* Exercise requirements: Rewrite the listing below as a numbered list, with one line per entry and no blank lines. Omit the pictures.

* Records:

########################################

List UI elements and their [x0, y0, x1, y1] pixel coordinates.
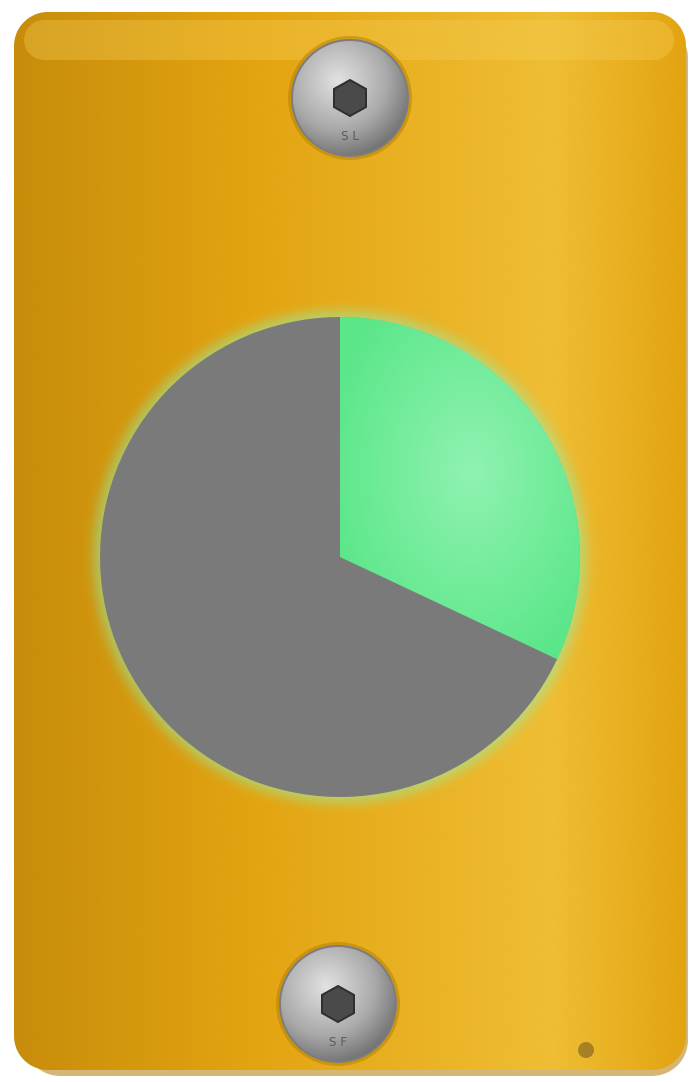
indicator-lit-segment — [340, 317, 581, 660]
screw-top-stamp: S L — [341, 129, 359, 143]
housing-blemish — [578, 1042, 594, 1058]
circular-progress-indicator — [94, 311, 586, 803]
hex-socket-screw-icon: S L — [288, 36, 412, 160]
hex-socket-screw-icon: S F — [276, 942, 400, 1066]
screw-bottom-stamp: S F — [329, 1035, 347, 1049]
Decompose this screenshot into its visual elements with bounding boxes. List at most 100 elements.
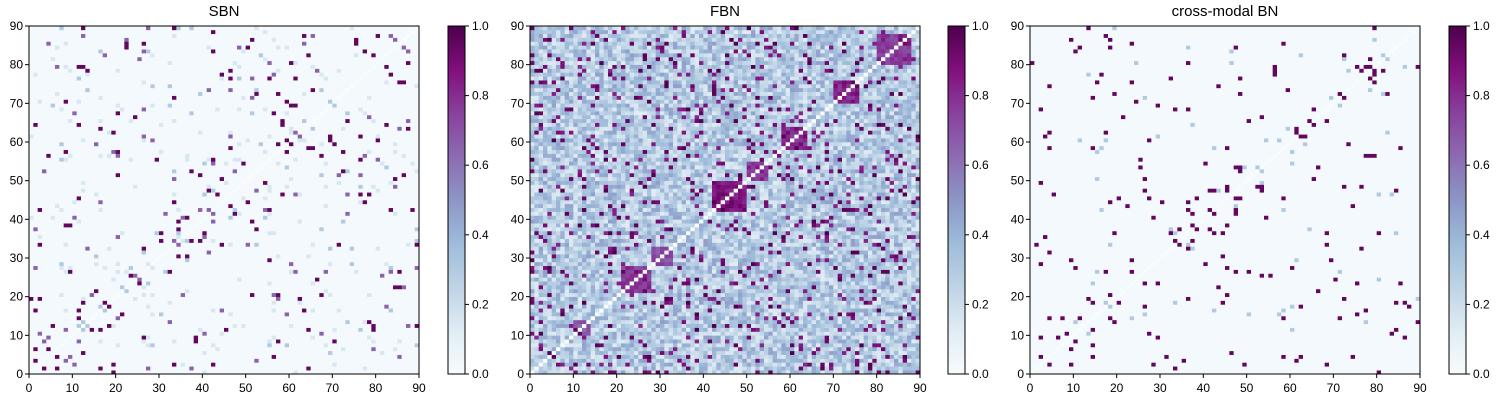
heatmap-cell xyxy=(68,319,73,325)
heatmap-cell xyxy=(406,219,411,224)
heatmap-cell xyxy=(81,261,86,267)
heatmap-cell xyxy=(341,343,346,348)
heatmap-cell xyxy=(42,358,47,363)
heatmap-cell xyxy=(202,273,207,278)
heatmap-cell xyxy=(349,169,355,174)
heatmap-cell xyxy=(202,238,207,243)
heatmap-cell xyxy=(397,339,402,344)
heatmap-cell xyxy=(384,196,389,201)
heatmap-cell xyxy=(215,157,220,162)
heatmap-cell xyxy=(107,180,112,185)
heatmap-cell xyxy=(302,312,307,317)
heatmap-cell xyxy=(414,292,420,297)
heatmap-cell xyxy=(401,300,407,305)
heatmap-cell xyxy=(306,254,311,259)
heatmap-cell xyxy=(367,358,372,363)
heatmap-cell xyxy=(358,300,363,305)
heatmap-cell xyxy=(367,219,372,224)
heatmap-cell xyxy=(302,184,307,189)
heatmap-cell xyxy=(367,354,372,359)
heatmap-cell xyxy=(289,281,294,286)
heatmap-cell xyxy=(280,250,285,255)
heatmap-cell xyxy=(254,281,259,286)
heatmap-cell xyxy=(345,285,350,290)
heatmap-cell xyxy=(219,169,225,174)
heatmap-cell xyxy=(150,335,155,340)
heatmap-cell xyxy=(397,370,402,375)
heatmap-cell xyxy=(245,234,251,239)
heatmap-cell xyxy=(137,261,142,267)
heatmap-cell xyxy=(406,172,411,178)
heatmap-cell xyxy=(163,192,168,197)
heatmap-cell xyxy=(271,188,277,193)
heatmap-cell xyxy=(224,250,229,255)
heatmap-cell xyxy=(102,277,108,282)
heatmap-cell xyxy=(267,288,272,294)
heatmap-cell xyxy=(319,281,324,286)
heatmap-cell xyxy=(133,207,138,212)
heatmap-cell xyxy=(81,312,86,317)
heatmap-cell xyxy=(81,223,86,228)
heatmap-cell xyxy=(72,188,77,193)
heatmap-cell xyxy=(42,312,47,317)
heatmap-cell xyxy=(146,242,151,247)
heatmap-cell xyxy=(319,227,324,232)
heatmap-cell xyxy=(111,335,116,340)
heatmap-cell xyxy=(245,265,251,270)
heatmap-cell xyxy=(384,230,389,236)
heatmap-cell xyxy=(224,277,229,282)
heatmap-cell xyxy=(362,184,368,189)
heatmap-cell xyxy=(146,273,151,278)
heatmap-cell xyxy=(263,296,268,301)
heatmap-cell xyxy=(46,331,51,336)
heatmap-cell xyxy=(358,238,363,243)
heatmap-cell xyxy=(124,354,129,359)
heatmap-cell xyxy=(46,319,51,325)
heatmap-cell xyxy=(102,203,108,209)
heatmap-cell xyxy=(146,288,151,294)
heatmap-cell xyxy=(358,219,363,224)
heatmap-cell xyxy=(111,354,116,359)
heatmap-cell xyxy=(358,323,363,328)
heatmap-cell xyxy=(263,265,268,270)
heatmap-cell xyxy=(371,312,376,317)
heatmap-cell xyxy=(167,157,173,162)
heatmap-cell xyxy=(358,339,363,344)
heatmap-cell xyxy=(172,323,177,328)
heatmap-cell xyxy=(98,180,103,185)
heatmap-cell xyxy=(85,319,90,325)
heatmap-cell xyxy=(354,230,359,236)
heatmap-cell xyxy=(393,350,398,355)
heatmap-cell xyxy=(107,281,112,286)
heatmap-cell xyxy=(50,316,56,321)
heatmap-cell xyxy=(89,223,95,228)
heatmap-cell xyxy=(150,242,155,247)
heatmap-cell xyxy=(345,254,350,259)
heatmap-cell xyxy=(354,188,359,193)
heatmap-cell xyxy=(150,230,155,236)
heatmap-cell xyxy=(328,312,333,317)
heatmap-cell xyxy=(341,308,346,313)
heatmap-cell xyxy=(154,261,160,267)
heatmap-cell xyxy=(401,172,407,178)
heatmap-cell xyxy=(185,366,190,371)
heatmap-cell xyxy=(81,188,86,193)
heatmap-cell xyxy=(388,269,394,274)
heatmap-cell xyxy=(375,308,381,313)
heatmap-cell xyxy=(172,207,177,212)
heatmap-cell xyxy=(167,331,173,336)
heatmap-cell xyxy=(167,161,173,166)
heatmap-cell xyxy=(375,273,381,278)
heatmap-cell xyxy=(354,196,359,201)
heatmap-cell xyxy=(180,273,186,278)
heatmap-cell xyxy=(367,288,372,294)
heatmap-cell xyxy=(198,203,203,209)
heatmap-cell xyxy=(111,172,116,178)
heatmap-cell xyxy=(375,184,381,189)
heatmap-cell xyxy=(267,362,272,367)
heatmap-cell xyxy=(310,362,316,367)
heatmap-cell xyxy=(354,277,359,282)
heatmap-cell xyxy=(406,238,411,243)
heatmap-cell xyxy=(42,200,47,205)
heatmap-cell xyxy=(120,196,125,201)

########################################

* Task response:
1. List UI elements and their [x0, y0, x1, y1] pixel coordinates.
2. indicator-lit-segment — [340, 317, 581, 660]
3. screw-top-stamp: S L — [341, 129, 359, 143]
4. housing-blemish — [578, 1042, 594, 1058]
5. circular-progress-indicator — [94, 311, 586, 803]
6. hex-socket-screw-icon: S L — [288, 36, 412, 160]
7. hex-socket-screw-icon: S F — [276, 942, 400, 1066]
8. screw-bottom-stamp: S F — [329, 1035, 347, 1049]
9. Decompose this screenshot into its visual elements with bounding boxes. List at most 100 elements.
10. heatmap-cell xyxy=(68,319,73,325)
11. heatmap-cell xyxy=(406,219,411,224)
12. heatmap-cell xyxy=(81,261,86,267)
13. heatmap-cell xyxy=(341,343,346,348)
14. heatmap-cell xyxy=(42,358,47,363)
15. heatmap-cell xyxy=(202,273,207,278)
16. heatmap-cell xyxy=(349,169,355,174)
17. heatmap-cell xyxy=(202,238,207,243)
18. heatmap-cell xyxy=(397,339,402,344)
19. heatmap-cell xyxy=(384,196,389,201)
20. heatmap-cell xyxy=(215,157,220,162)
21. heatmap-cell xyxy=(107,180,112,185)
22. heatmap-cell xyxy=(302,312,307,317)
23. heatmap-cell xyxy=(414,292,420,297)
24. heatmap-cell xyxy=(401,300,407,305)
25. heatmap-cell xyxy=(306,254,311,259)
26. heatmap-cell xyxy=(367,358,372,363)
27. heatmap-cell xyxy=(358,300,363,305)
28. heatmap-cell xyxy=(367,219,372,224)
29. heatmap-cell xyxy=(302,184,307,189)
30. heatmap-cell xyxy=(367,354,372,359)
31. heatmap-cell xyxy=(289,281,294,286)
32. heatmap-cell xyxy=(280,250,285,255)
33. heatmap-cell xyxy=(254,281,259,286)
34. heatmap-cell xyxy=(345,285,350,290)
35. heatmap-cell xyxy=(219,169,225,174)
36. heatmap-cell xyxy=(150,335,155,340)
37. heatmap-cell xyxy=(397,370,402,375)
38. heatmap-cell xyxy=(245,234,251,239)
39. heatmap-cell xyxy=(137,261,142,267)
40. heatmap-cell xyxy=(406,172,411,178)
41. heatmap-cell xyxy=(163,192,168,197)
42. heatmap-cell xyxy=(271,188,277,193)
43. heatmap-cell xyxy=(224,250,229,255)
44. heatmap-cell xyxy=(102,277,108,282)
45. heatmap-cell xyxy=(267,288,272,294)
46. heatmap-cell xyxy=(319,281,324,286)
47. heatmap-cell xyxy=(133,207,138,212)
48. heatmap-cell xyxy=(81,312,86,317)
49. heatmap-cell xyxy=(81,223,86,228)
50. heatmap-cell xyxy=(72,188,77,193)
51. heatmap-cell xyxy=(42,312,47,317)
52. heatmap-cell xyxy=(146,242,151,247)
53. heatmap-cell xyxy=(319,227,324,232)
54. heatmap-cell xyxy=(111,335,116,340)
55. heatmap-cell xyxy=(245,265,251,270)
56. heatmap-cell xyxy=(384,230,389,236)
57. heatmap-cell xyxy=(224,277,229,282)
58. heatmap-cell xyxy=(362,184,368,189)
59. heatmap-cell xyxy=(146,273,151,278)
60. heatmap-cell xyxy=(263,296,268,301)
61. heatmap-cell xyxy=(46,331,51,336)
62. heatmap-cell xyxy=(358,238,363,243)
63. heatmap-cell xyxy=(124,354,129,359)
64. heatmap-cell xyxy=(46,319,51,325)
65. heatmap-cell xyxy=(102,203,108,209)
66. heatmap-cell xyxy=(146,288,151,294)
67. heatmap-cell xyxy=(358,219,363,224)
68. heatmap-cell xyxy=(111,354,116,359)
69. heatmap-cell xyxy=(358,323,363,328)
70. heatmap-cell xyxy=(263,265,268,270)
71. heatmap-cell xyxy=(371,312,376,317)
72. heatmap-cell xyxy=(167,157,173,162)
73. heatmap-cell xyxy=(358,339,363,344)
74. heatmap-cell xyxy=(172,323,177,328)
75. heatmap-cell xyxy=(98,180,103,185)
76. heatmap-cell xyxy=(85,319,90,325)
77. heatmap-cell xyxy=(354,230,359,236)
78. heatmap-cell xyxy=(393,350,398,355)
79. heatmap-cell xyxy=(107,281,112,286)
80. heatmap-cell xyxy=(50,316,56,321)
81. heatmap-cell xyxy=(89,223,95,228)
82. heatmap-cell xyxy=(150,242,155,247)
83. heatmap-cell xyxy=(345,254,350,259)
84. heatmap-cell xyxy=(354,188,359,193)
85. heatmap-cell xyxy=(150,230,155,236)
86. heatmap-cell xyxy=(328,312,333,317)
87. heatmap-cell xyxy=(341,308,346,313)
88. heatmap-cell xyxy=(154,261,160,267)
89. heatmap-cell xyxy=(401,172,407,178)
90. heatmap-cell xyxy=(185,366,190,371)
91. heatmap-cell xyxy=(81,188,86,193)
92. heatmap-cell xyxy=(388,269,394,274)
93. heatmap-cell xyxy=(375,308,381,313)
94. heatmap-cell xyxy=(172,207,177,212)
95. heatmap-cell xyxy=(167,331,173,336)
96. heatmap-cell xyxy=(167,161,173,166)
97. heatmap-cell xyxy=(375,273,381,278)
98. heatmap-cell xyxy=(354,196,359,201)
99. heatmap-cell xyxy=(180,273,186,278)
100. heatmap-cell xyxy=(367,288,372,294)
101. heatmap-cell xyxy=(198,203,203,209)
102. heatmap-cell xyxy=(111,172,116,178)
103. heatmap-cell xyxy=(375,184,381,189)
104. heatmap-cell xyxy=(267,362,272,367)
105. heatmap-cell xyxy=(310,362,316,367)
106. heatmap-cell xyxy=(354,277,359,282)
107. heatmap-cell xyxy=(406,238,411,243)
108. heatmap-cell xyxy=(42,200,47,205)
109. heatmap-cell xyxy=(120,196,125,201)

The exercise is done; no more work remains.